↓

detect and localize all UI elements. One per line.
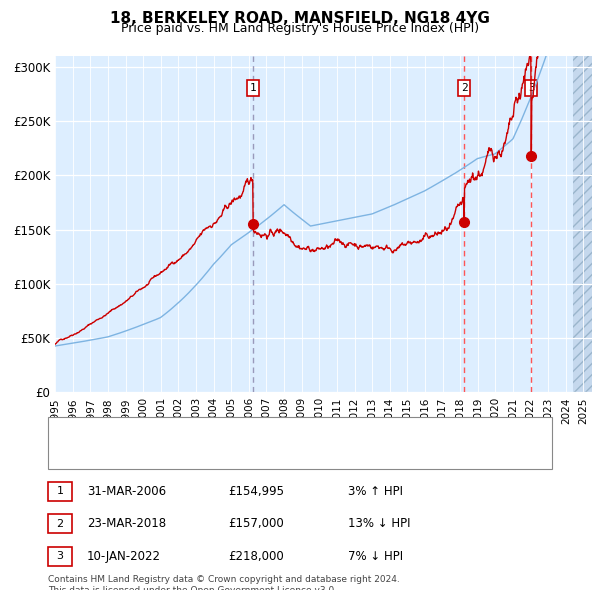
Text: 3% ↑ HPI: 3% ↑ HPI [348,484,403,498]
Text: £157,000: £157,000 [228,517,284,530]
Text: Contains HM Land Registry data © Crown copyright and database right 2024.
This d: Contains HM Land Registry data © Crown c… [48,575,400,590]
Bar [573,56,592,392]
Text: 31-MAR-2006: 31-MAR-2006 [87,484,166,498]
Text: 23-MAR-2018: 23-MAR-2018 [87,517,166,530]
Text: 10-JAN-2022: 10-JAN-2022 [87,549,161,563]
Text: 3: 3 [56,551,64,561]
Text: Price paid vs. HM Land Registry's House Price Index (HPI): Price paid vs. HM Land Registry's House … [121,22,479,35]
Text: 1: 1 [250,83,257,93]
Text: 2: 2 [56,519,64,529]
Text: 7% ↓ HPI: 7% ↓ HPI [348,549,403,563]
Text: 13% ↓ HPI: 13% ↓ HPI [348,517,410,530]
Text: £154,995: £154,995 [228,484,284,498]
Text: 3: 3 [528,83,535,93]
Text: HPI: Average price, detached house, Mansfield: HPI: Average price, detached house, Mans… [98,450,358,460]
Text: £218,000: £218,000 [228,549,284,563]
Text: 18, BERKELEY ROAD, MANSFIELD, NG18 4YG: 18, BERKELEY ROAD, MANSFIELD, NG18 4YG [110,11,490,25]
Text: 18, BERKELEY ROAD, MANSFIELD, NG18 4YG (detached house): 18, BERKELEY ROAD, MANSFIELD, NG18 4YG (… [98,427,449,437]
Text: 1: 1 [56,486,64,496]
Text: 2: 2 [461,83,467,93]
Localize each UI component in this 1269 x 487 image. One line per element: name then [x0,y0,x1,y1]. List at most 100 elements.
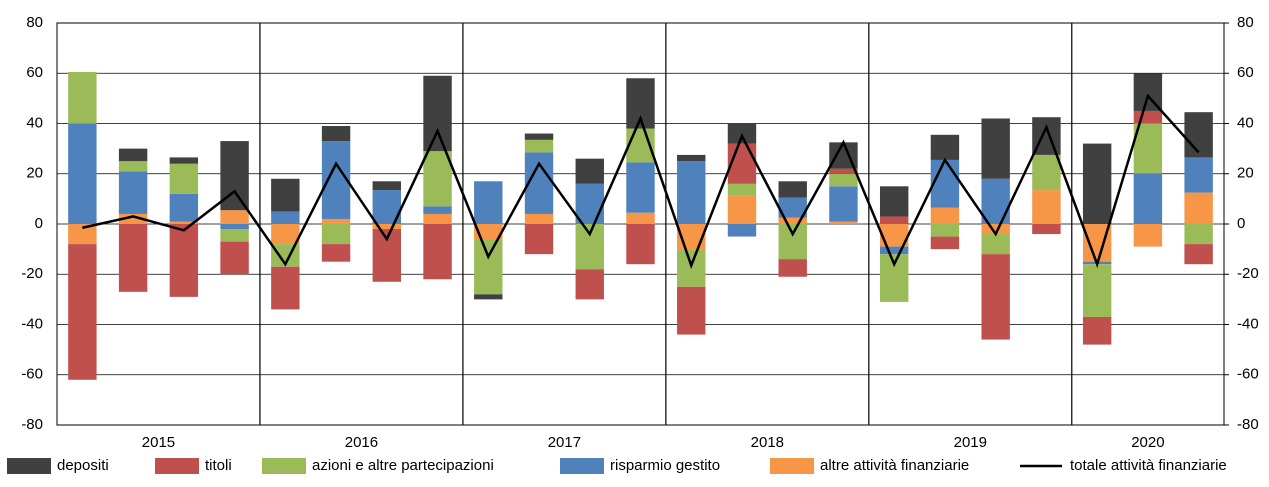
legend-label: azioni e altre partecipazioni [312,457,494,474]
bar-segment [474,294,503,300]
y-tick-label: 0 [35,215,43,232]
bar-segment [829,173,858,187]
bar-segment [474,224,503,240]
bar-segment [727,224,757,237]
bar-segment [1133,173,1163,224]
x-group-label: 2019 [954,434,987,451]
bar-segment [1032,154,1061,191]
y-tick-label: 40 [26,114,43,131]
bar-segment [169,224,199,297]
bar-segment [575,158,604,184]
bar-segment [423,206,452,214]
plot-frame [56,22,1225,426]
bar-segment [423,151,452,207]
bar-segment [1184,244,1213,265]
y2-tick-label: 60 [1237,64,1254,81]
y2-tick-label: 80 [1237,14,1254,31]
bar-segment [524,213,554,224]
bar-segment [1184,112,1213,158]
bar-segment [829,168,858,174]
bar-segment [626,224,655,265]
y-tick-label: 20 [26,165,43,182]
bar-segment [677,286,706,335]
legend-swatch [7,458,51,474]
bar-segment [169,163,199,194]
bar-segment [118,148,148,162]
bar-segment [118,171,148,214]
bar-segment [1082,143,1112,224]
bar-segment [321,126,351,142]
bar-segment [879,224,909,247]
bar-segment [981,254,1010,340]
bar-segment [169,221,199,224]
bar-segment [271,224,300,245]
bar-segment [321,244,351,262]
x-group-label: 2018 [751,434,784,451]
bar-segment [829,221,858,224]
bar-segment [68,123,97,224]
total-line [82,93,1200,270]
y2-tick-label: -40 [1237,315,1259,332]
bar-segment [321,218,351,224]
y2-tick-label: -20 [1237,265,1259,282]
y-tick-label: 60 [26,64,43,81]
bar-segment [626,212,655,224]
bar-segment [524,224,554,255]
bar-segment [68,224,97,245]
bar-segment [778,217,807,224]
legend-label: titoli [205,457,232,474]
x-group-label: 2016 [345,434,378,451]
bar-segment [575,183,604,224]
bar-segment [1184,224,1213,245]
bar-segment [423,75,452,152]
bar-segment [220,224,249,230]
bar-segment [981,234,1010,255]
bar-segment [220,241,249,275]
bar-segment [1184,157,1213,193]
bar-segment [1032,224,1061,235]
y-tick-label: -20 [21,265,43,282]
bar-segment [169,157,199,164]
bar-segment [1133,110,1163,124]
bar-segment [626,162,655,213]
bar-segment [778,259,807,277]
bar-segment [1032,190,1061,224]
y2-tick-label: 40 [1237,114,1254,131]
bar-segment [118,161,148,172]
bar-segment [930,207,960,224]
bar-segment [118,224,148,292]
bar-segment [68,244,97,380]
bar-segment [727,195,757,224]
y-tick-label: -60 [21,366,43,383]
bar-segment [930,159,960,208]
x-group-label: 2017 [548,434,581,451]
bar-segment [981,224,1010,235]
bar-segment [930,134,960,160]
bar-segment [474,239,503,295]
bar-segment [778,197,807,218]
bar-segment [575,224,604,270]
bar-segment [524,133,554,140]
bar-segment [169,193,199,222]
y2-tick-label: -60 [1237,366,1259,383]
bar-segment [677,161,706,224]
y2-tick-label: 0 [1237,215,1245,232]
bar-segment [1082,316,1112,345]
legend-label: altre attività finanziarie [820,457,969,474]
bar-segment [1082,264,1112,317]
y2-tick-label: -80 [1237,416,1259,433]
bar-segment [423,224,452,280]
legend-swatch [262,458,306,474]
y-tick-label: -40 [21,315,43,332]
bar-segment [271,211,300,224]
bar-segment [727,183,757,196]
legend-label: depositi [57,457,109,474]
bar-segment [118,213,148,224]
bar-segment [372,181,402,191]
bar-segment [1133,123,1163,174]
bar-segment [1184,192,1213,224]
bar-segment [727,143,757,184]
legend-label: totale attività finanziarie [1070,457,1227,474]
bar-segment [981,178,1010,224]
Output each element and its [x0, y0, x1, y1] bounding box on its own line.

↑

Retype every line of the listing above without any changes, and leave the pictures out of your answer.

detect and localize all UI elements. One per line.
Text: 3% ↑ HPI: 3% ↑ HPI [348,484,403,498]
Text: £157,000: £157,000 [228,517,284,530]
Text: Contains HM Land Registry data © Crown copyright and database right 2024.
This d: Contains HM Land Registry data © Crown c… [48,575,400,590]
Bar [573,56,592,392]
Text: 31-MAR-2006: 31-MAR-2006 [87,484,166,498]
Text: 23-MAR-2018: 23-MAR-2018 [87,517,166,530]
Text: 10-JAN-2022: 10-JAN-2022 [87,549,161,563]
Text: 3: 3 [56,551,64,561]
Text: Price paid vs. HM Land Registry's House Price Index (HPI): Price paid vs. HM Land Registry's House … [121,22,479,35]
Text: 1: 1 [250,83,257,93]
Text: 2: 2 [56,519,64,529]
Text: 7% ↓ HPI: 7% ↓ HPI [348,549,403,563]
Text: 13% ↓ HPI: 13% ↓ HPI [348,517,410,530]
Text: £154,995: £154,995 [228,484,284,498]
Text: 3: 3 [528,83,535,93]
Text: HPI: Average price, detached house, Mansfield: HPI: Average price, detached house, Mans… [98,450,358,460]
Text: £218,000: £218,000 [228,549,284,563]
Text: 18, BERKELEY ROAD, MANSFIELD, NG18 4YG: 18, BERKELEY ROAD, MANSFIELD, NG18 4YG [110,11,490,25]
Text: 18, BERKELEY ROAD, MANSFIELD, NG18 4YG (detached house): 18, BERKELEY ROAD, MANSFIELD, NG18 4YG (… [98,427,449,437]
Text: 1: 1 [56,486,64,496]
Text: 2: 2 [461,83,467,93]
Localize each UI component in this 1269 x 487 image. One line per element: name then [x0,y0,x1,y1]. List at most 100 elements.
legend-label: azioni e altre partecipazioni [312,457,494,474]
bar-segment [474,294,503,300]
y-tick-label: 0 [35,215,43,232]
bar-segment [829,173,858,187]
bar-segment [474,224,503,240]
bar-segment [727,224,757,237]
bar-segment [1133,173,1163,224]
x-group-label: 2019 [954,434,987,451]
bar-segment [1032,154,1061,191]
y-tick-label: 40 [26,114,43,131]
bar-segment [169,224,199,297]
bar-segment [575,158,604,184]
bar-segment [423,206,452,214]
plot-frame [56,22,1225,426]
bar-segment [423,151,452,207]
bar-segment [1184,244,1213,265]
y2-tick-label: 60 [1237,64,1254,81]
y2-tick-label: 80 [1237,14,1254,31]
bar-segment [524,213,554,224]
bar-segment [1184,112,1213,158]
bar-segment [829,168,858,174]
bar-segment [626,224,655,265]
y-tick-label: 20 [26,165,43,182]
bar-segment [677,286,706,335]
legend-swatch [7,458,51,474]
bar-segment [169,163,199,194]
bar-segment [118,148,148,162]
bar-segment [118,171,148,214]
bar-segment [1082,143,1112,224]
bar-segment [321,126,351,142]
bar-segment [879,224,909,247]
bar-segment [981,254,1010,340]
bar-segment [169,221,199,224]
bar-segment [271,224,300,245]
bar-segment [321,244,351,262]
x-group-label: 2018 [751,434,784,451]
bar-segment [829,221,858,224]
bar-segment [68,123,97,224]
total-line [82,93,1200,270]
y2-tick-label: -40 [1237,315,1259,332]
bar-segment [321,218,351,224]
y2-tick-label: -20 [1237,265,1259,282]
y-tick-label: 60 [26,64,43,81]
bar-segment [626,212,655,224]
bar-segment [524,224,554,255]
bar-segment [68,224,97,245]
bar-segment [778,217,807,224]
legend-label: titoli [205,457,232,474]
x-group-label: 2016 [345,434,378,451]
bar-segment [575,183,604,224]
bar-segment [1184,224,1213,245]
bar-segment [423,75,452,152]
bar-segment [220,224,249,230]
bar-segment [981,234,1010,255]
bar-segment [220,241,249,275]
bar-segment [1184,157,1213,193]
bar-segment [1032,224,1061,235]
y-tick-label: -20 [21,265,43,282]
bar-segment [169,157,199,164]
bar-segment [1133,110,1163,124]
bar-segment [626,162,655,213]
bar-segment [778,259,807,277]
bar-segment [1032,190,1061,224]
y2-tick-label: 40 [1237,114,1254,131]
bar-segment [118,161,148,172]
bar-segment [930,207,960,224]
bar-segment [118,224,148,292]
bar-segment [68,244,97,380]
bar-segment [727,195,757,224]
y-tick-label: -60 [21,366,43,383]
bar-segment [930,159,960,208]
x-group-label: 2017 [548,434,581,451]
bar-segment [981,224,1010,235]
bar-segment [930,134,960,160]
bar-segment [474,239,503,295]
bar-segment [778,197,807,218]
bar-segment [575,224,604,270]
bar-segment [524,133,554,140]
bar-segment [169,193,199,222]
y2-tick-label: -60 [1237,366,1259,383]
bar-segment [677,161,706,224]
y2-tick-label: 0 [1237,215,1245,232]
bar-segment [1082,316,1112,345]
legend-label: altre attività finanziarie [820,457,969,474]
bar-segment [1082,264,1112,317]
y2-tick-label: -80 [1237,416,1259,433]
bar-segment [423,224,452,280]
legend-swatch [262,458,306,474]
y-tick-label: -40 [21,315,43,332]
bar-segment [271,211,300,224]
bar-segment [727,183,757,196]
legend-label: depositi [57,457,109,474]
bar-segment [118,213,148,224]
bar-segment [372,181,402,191]
bar-segment [1133,123,1163,174]
bar-segment [1184,192,1213,224]
bar-segment [727,143,757,184]
legend-label: totale attività finanziarie [1070,457,1227,474]
bar-segment [981,178,1010,224]
Output each element and its [x0, y0, x1, y1] bounding box on its own line.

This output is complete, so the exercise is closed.